Box annotation data:
▬▬▬

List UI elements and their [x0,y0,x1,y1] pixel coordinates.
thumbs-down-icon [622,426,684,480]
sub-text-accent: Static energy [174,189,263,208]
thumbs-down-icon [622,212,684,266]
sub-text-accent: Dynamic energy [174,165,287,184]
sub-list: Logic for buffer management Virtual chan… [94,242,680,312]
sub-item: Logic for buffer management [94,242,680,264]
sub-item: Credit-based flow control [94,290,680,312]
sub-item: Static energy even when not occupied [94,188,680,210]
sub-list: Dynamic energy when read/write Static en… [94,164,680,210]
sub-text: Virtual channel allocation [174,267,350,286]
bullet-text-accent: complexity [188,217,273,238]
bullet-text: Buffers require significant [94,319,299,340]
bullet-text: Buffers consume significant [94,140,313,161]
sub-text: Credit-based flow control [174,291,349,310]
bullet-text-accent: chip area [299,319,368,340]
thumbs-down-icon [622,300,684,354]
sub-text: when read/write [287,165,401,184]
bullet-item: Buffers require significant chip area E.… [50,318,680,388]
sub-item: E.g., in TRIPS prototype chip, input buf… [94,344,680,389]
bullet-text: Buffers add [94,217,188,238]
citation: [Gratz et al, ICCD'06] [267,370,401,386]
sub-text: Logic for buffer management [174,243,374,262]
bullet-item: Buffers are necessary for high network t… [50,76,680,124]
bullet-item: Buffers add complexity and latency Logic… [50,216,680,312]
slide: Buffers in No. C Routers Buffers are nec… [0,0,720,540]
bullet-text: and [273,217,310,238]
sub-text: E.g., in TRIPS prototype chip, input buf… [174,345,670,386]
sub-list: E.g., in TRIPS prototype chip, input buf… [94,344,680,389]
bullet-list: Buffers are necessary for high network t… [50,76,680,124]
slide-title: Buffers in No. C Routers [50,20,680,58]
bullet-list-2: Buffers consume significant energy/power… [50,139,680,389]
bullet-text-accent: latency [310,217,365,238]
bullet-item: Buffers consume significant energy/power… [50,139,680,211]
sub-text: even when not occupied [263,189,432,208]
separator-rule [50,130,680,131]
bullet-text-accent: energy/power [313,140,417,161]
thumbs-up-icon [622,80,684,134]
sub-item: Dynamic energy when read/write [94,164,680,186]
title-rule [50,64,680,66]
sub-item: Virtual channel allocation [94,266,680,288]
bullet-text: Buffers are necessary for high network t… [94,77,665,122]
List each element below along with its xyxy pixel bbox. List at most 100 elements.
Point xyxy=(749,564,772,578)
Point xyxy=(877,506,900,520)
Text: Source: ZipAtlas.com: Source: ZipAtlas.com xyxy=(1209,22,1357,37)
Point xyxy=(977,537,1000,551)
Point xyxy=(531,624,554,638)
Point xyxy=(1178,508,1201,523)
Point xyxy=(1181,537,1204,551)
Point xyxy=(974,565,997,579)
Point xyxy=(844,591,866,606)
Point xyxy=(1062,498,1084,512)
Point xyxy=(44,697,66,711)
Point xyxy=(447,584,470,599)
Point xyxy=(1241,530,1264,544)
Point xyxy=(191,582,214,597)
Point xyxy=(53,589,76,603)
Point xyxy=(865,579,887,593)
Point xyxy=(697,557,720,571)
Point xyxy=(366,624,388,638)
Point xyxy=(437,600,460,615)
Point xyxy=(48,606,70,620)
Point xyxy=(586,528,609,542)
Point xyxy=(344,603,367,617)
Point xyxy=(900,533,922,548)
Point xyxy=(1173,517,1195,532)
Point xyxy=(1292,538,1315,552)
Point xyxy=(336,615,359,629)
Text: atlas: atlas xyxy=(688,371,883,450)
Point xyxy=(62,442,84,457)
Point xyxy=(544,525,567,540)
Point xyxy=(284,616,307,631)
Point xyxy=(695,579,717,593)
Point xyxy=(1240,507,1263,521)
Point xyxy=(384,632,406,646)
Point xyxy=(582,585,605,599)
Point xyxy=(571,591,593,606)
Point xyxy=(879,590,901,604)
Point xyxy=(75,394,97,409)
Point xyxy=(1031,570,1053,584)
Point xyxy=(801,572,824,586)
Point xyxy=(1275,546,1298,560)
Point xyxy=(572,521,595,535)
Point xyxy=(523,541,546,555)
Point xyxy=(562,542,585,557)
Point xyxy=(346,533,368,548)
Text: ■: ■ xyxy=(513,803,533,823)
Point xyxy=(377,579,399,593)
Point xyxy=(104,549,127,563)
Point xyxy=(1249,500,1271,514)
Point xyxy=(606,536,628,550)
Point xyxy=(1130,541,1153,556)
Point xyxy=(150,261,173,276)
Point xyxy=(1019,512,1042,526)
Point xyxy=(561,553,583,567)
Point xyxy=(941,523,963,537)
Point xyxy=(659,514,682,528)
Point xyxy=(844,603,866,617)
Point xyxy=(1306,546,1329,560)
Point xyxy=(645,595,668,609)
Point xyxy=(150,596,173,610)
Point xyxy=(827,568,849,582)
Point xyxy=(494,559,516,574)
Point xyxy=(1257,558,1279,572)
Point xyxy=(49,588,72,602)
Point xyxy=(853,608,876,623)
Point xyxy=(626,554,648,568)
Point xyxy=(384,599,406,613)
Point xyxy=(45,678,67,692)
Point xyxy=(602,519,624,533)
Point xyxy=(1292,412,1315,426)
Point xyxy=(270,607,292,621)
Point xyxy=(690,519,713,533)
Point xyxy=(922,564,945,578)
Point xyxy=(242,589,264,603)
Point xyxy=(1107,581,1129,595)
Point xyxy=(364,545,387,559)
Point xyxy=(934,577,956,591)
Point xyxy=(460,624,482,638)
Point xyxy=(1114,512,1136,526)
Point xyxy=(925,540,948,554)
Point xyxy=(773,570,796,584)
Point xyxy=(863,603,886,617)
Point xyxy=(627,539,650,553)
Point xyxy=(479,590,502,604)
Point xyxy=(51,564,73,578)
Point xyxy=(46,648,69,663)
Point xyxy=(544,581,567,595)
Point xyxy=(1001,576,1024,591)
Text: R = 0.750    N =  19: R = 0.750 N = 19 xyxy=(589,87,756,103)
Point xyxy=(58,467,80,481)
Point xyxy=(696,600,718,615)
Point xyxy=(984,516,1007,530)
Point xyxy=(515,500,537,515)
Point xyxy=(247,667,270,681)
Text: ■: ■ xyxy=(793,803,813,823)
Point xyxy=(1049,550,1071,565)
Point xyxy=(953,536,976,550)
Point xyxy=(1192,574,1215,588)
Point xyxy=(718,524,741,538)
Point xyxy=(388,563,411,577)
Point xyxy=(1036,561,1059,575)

▬▬▬

STATED TASK » Reproduce all of the lines above verbatim, with no changes.

ANSWER TO THIS TASK »
List UI elements and their [x0,y0,x1,y1] pixel coordinates.
thumbs-down-icon [622,426,684,480]
sub-text-accent: Static energy [174,189,263,208]
thumbs-down-icon [622,212,684,266]
sub-text-accent: Dynamic energy [174,165,287,184]
sub-list: Logic for buffer management Virtual chan… [94,242,680,312]
sub-item: Logic for buffer management [94,242,680,264]
sub-item: Credit-based flow control [94,290,680,312]
sub-item: Static energy even when not occupied [94,188,680,210]
sub-list: Dynamic energy when read/write Static en… [94,164,680,210]
sub-text: Virtual channel allocation [174,267,350,286]
bullet-text-accent: complexity [188,217,273,238]
bullet-text: Buffers require significant [94,319,299,340]
bullet-text: Buffers consume significant [94,140,313,161]
sub-text: Credit-based flow control [174,291,349,310]
bullet-text-accent: chip area [299,319,368,340]
thumbs-down-icon [622,300,684,354]
sub-text: when read/write [287,165,401,184]
bullet-item: Buffers require significant chip area E.… [50,318,680,388]
sub-item: E.g., in TRIPS prototype chip, input buf… [94,344,680,389]
bullet-text: Buffers add [94,217,188,238]
citation: [Gratz et al, ICCD'06] [267,370,401,386]
sub-text: Logic for buffer management [174,243,374,262]
bullet-item: Buffers are necessary for high network t… [50,76,680,124]
bullet-item: Buffers add complexity and latency Logic… [50,216,680,312]
slide: Buffers in No. C Routers Buffers are nec… [0,0,720,540]
bullet-text: and [273,217,310,238]
sub-text: E.g., in TRIPS prototype chip, input buf… [174,345,670,386]
sub-list: E.g., in TRIPS prototype chip, input buf… [94,344,680,389]
bullet-list: Buffers are necessary for high network t… [50,76,680,124]
slide-title: Buffers in No. C Routers [50,20,680,58]
bullet-list-2: Buffers consume significant energy/power… [50,139,680,389]
bullet-text-accent: latency [310,217,365,238]
bullet-item: Buffers consume significant energy/power… [50,139,680,211]
sub-text: even when not occupied [263,189,432,208]
separator-rule [50,130,680,131]
bullet-text-accent: energy/power [313,140,417,161]
thumbs-up-icon [622,80,684,134]
sub-item: Dynamic energy when read/write [94,164,680,186]
title-rule [50,64,680,66]
sub-item: Virtual channel allocation [94,266,680,288]
bullet-text: Buffers are necessary for high network t… [94,77,665,122]
List each element below along with its xyxy pixel bbox. List at most 100 elements.
Point xyxy=(749,564,772,578)
Point xyxy=(877,506,900,520)
Text: Source: ZipAtlas.com: Source: ZipAtlas.com xyxy=(1209,22,1357,37)
Point xyxy=(977,537,1000,551)
Point xyxy=(531,624,554,638)
Point xyxy=(1178,508,1201,523)
Point xyxy=(1181,537,1204,551)
Point xyxy=(974,565,997,579)
Point xyxy=(844,591,866,606)
Point xyxy=(1062,498,1084,512)
Point xyxy=(44,697,66,711)
Point xyxy=(447,584,470,599)
Point xyxy=(1241,530,1264,544)
Point xyxy=(191,582,214,597)
Point xyxy=(53,589,76,603)
Point xyxy=(865,579,887,593)
Point xyxy=(697,557,720,571)
Point xyxy=(366,624,388,638)
Point xyxy=(437,600,460,615)
Point xyxy=(48,606,70,620)
Point xyxy=(586,528,609,542)
Point xyxy=(344,603,367,617)
Point xyxy=(900,533,922,548)
Point xyxy=(1173,517,1195,532)
Point xyxy=(1292,538,1315,552)
Point xyxy=(336,615,359,629)
Text: atlas: atlas xyxy=(688,371,883,450)
Point xyxy=(62,442,84,457)
Point xyxy=(544,525,567,540)
Point xyxy=(284,616,307,631)
Point xyxy=(695,579,717,593)
Point xyxy=(1240,507,1263,521)
Point xyxy=(384,632,406,646)
Point xyxy=(582,585,605,599)
Point xyxy=(571,591,593,606)
Point xyxy=(879,590,901,604)
Point xyxy=(75,394,97,409)
Point xyxy=(1031,570,1053,584)
Point xyxy=(801,572,824,586)
Point xyxy=(1275,546,1298,560)
Point xyxy=(572,521,595,535)
Point xyxy=(523,541,546,555)
Point xyxy=(562,542,585,557)
Point xyxy=(346,533,368,548)
Text: ■: ■ xyxy=(513,803,533,823)
Point xyxy=(377,579,399,593)
Point xyxy=(104,549,127,563)
Point xyxy=(1249,500,1271,514)
Point xyxy=(606,536,628,550)
Point xyxy=(1130,541,1153,556)
Point xyxy=(150,261,173,276)
Point xyxy=(1019,512,1042,526)
Point xyxy=(561,553,583,567)
Point xyxy=(941,523,963,537)
Point xyxy=(659,514,682,528)
Point xyxy=(844,603,866,617)
Point xyxy=(1306,546,1329,560)
Point xyxy=(645,595,668,609)
Point xyxy=(150,596,173,610)
Point xyxy=(827,568,849,582)
Point xyxy=(494,559,516,574)
Point xyxy=(1257,558,1279,572)
Point xyxy=(49,588,72,602)
Point xyxy=(853,608,876,623)
Point xyxy=(626,554,648,568)
Point xyxy=(384,599,406,613)
Point xyxy=(45,678,67,692)
Point xyxy=(602,519,624,533)
Point xyxy=(1292,412,1315,426)
Point xyxy=(270,607,292,621)
Point xyxy=(690,519,713,533)
Point xyxy=(922,564,945,578)
Point xyxy=(242,589,264,603)
Point xyxy=(1107,581,1129,595)
Point xyxy=(364,545,387,559)
Point xyxy=(934,577,956,591)
Point xyxy=(460,624,482,638)
Point xyxy=(1114,512,1136,526)
Point xyxy=(925,540,948,554)
Point xyxy=(773,570,796,584)
Point xyxy=(863,603,886,617)
Point xyxy=(627,539,650,553)
Point xyxy=(479,590,502,604)
Point xyxy=(51,564,73,578)
Point xyxy=(46,648,69,663)
Point xyxy=(544,581,567,595)
Point xyxy=(1001,576,1024,591)
Text: R = 0.750    N =  19: R = 0.750 N = 19 xyxy=(589,87,756,103)
Point xyxy=(58,467,80,481)
Point xyxy=(696,600,718,615)
Point xyxy=(984,516,1007,530)
Point xyxy=(515,500,537,515)
Point xyxy=(247,667,270,681)
Text: ■: ■ xyxy=(793,803,813,823)
Point xyxy=(1049,550,1071,565)
Point xyxy=(953,536,976,550)
Point xyxy=(1192,574,1215,588)
Point xyxy=(718,524,741,538)
Point xyxy=(388,563,411,577)
Point xyxy=(1036,561,1059,575)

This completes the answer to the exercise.